Records contained in a dataset
__________
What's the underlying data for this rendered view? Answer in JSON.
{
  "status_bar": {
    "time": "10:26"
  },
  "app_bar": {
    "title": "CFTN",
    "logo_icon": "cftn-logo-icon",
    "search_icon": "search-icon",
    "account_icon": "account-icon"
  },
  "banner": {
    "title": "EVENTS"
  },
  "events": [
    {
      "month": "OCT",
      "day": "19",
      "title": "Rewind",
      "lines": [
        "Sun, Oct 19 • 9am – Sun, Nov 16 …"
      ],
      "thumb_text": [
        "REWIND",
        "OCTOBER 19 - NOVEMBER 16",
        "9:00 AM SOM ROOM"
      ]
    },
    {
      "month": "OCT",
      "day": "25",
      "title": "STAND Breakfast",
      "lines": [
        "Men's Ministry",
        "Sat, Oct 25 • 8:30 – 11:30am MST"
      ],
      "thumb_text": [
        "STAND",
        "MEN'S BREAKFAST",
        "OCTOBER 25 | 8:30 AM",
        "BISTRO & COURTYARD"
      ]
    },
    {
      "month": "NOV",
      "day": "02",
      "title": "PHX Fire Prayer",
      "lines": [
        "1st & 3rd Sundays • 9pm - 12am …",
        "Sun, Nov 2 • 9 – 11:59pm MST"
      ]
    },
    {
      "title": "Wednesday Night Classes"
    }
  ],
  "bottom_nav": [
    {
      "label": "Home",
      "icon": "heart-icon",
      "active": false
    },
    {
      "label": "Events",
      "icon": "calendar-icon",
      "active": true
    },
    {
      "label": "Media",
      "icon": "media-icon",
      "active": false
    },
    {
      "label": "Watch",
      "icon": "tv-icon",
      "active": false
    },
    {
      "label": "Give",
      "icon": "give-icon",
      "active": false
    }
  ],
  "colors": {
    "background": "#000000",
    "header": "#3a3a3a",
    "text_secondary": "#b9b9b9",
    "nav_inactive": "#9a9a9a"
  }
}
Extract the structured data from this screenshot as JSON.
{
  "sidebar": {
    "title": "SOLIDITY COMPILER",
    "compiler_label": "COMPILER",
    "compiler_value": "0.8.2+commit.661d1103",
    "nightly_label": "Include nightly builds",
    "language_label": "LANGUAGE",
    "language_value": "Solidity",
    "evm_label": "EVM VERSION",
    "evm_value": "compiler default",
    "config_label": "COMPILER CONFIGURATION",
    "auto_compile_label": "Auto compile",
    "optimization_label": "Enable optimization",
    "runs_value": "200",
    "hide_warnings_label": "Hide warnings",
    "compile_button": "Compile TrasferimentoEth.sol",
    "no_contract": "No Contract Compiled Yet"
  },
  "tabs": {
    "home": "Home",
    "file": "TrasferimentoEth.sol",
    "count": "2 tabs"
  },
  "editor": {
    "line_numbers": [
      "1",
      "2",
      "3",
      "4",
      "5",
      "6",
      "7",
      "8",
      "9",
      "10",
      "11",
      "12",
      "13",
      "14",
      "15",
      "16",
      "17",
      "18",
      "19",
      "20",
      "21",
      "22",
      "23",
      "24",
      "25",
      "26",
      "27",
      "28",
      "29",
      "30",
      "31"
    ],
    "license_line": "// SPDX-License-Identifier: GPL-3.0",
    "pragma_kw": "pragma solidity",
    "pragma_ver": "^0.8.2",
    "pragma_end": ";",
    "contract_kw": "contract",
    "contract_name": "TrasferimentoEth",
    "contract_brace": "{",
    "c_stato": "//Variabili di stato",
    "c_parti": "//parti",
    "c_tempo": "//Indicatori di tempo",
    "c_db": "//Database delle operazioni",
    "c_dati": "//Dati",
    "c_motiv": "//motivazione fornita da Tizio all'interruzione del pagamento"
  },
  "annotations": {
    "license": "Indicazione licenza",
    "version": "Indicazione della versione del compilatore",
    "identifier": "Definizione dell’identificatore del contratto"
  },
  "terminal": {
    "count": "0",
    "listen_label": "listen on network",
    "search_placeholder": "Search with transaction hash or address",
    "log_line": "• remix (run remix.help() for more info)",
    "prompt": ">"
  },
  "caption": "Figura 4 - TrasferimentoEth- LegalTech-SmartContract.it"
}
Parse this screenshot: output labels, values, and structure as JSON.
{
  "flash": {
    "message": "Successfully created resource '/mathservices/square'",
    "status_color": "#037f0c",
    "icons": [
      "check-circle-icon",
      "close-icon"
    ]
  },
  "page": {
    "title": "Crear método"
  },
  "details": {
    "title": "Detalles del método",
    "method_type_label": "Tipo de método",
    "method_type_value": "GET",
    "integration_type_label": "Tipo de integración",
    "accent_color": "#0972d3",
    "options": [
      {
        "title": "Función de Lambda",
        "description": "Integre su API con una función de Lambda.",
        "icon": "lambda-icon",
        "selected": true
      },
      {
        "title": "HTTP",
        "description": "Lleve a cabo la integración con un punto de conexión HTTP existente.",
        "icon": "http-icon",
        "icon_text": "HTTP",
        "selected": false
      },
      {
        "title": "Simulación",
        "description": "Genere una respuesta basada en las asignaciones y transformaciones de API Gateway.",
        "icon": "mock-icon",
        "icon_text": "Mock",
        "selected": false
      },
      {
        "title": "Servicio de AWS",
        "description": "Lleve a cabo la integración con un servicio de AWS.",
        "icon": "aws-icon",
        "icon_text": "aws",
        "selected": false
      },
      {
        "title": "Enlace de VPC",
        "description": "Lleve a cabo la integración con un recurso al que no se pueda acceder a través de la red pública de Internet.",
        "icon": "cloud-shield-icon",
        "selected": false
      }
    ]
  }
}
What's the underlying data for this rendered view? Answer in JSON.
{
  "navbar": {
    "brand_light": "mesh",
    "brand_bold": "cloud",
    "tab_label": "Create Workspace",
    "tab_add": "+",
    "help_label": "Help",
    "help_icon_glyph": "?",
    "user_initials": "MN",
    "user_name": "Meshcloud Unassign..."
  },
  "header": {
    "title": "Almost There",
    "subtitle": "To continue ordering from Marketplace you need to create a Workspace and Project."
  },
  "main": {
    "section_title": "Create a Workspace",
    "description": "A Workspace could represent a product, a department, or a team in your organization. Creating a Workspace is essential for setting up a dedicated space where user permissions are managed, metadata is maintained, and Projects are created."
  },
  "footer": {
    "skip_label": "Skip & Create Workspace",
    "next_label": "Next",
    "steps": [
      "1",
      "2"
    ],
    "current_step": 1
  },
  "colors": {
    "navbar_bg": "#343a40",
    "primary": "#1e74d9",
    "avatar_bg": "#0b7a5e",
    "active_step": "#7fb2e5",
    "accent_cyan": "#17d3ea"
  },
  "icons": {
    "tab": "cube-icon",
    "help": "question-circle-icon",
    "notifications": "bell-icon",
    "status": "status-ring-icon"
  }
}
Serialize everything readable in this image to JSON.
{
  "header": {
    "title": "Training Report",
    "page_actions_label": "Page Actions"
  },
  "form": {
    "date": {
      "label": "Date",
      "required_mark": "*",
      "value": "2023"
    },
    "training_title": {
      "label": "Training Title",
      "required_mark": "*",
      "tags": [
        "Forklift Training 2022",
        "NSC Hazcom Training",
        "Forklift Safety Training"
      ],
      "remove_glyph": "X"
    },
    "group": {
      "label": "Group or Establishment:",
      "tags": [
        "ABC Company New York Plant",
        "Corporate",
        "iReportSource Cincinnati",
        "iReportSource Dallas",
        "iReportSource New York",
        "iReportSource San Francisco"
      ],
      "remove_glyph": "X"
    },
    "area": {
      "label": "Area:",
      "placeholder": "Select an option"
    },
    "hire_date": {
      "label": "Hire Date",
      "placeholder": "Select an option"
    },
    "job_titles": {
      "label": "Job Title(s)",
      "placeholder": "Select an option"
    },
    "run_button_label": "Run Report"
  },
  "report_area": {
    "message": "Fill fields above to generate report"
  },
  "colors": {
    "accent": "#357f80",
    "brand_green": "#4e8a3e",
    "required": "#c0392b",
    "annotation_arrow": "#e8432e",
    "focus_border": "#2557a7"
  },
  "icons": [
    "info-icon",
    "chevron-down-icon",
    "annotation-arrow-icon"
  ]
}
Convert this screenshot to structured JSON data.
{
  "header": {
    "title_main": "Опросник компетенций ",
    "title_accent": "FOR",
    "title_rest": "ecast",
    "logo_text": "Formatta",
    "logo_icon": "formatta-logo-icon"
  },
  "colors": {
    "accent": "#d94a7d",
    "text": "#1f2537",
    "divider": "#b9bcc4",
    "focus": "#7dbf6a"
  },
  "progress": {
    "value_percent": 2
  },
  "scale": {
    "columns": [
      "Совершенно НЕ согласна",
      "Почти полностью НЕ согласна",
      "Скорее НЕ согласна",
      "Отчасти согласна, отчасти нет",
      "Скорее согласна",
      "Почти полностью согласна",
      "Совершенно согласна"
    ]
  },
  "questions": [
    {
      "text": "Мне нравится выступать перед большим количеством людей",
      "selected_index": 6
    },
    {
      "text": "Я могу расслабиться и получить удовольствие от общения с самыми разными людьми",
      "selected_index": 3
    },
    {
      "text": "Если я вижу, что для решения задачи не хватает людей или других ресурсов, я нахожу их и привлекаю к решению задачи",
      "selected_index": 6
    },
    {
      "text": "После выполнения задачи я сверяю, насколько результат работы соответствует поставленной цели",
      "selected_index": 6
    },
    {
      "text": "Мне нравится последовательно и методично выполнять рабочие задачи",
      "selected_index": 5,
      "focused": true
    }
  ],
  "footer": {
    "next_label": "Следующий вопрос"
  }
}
__________
## [Requirement]
Copy each line above that contains the word "согласна".

## [The result]
      "Совершенно НЕ согласна",
      "Почти полностью НЕ согласна",
      "Скорее НЕ согласна",
      "Отчасти согласна, отчасти нет",
      "Скорее согласна",
      "Почти полностью согласна",
      "Совершенно согласна"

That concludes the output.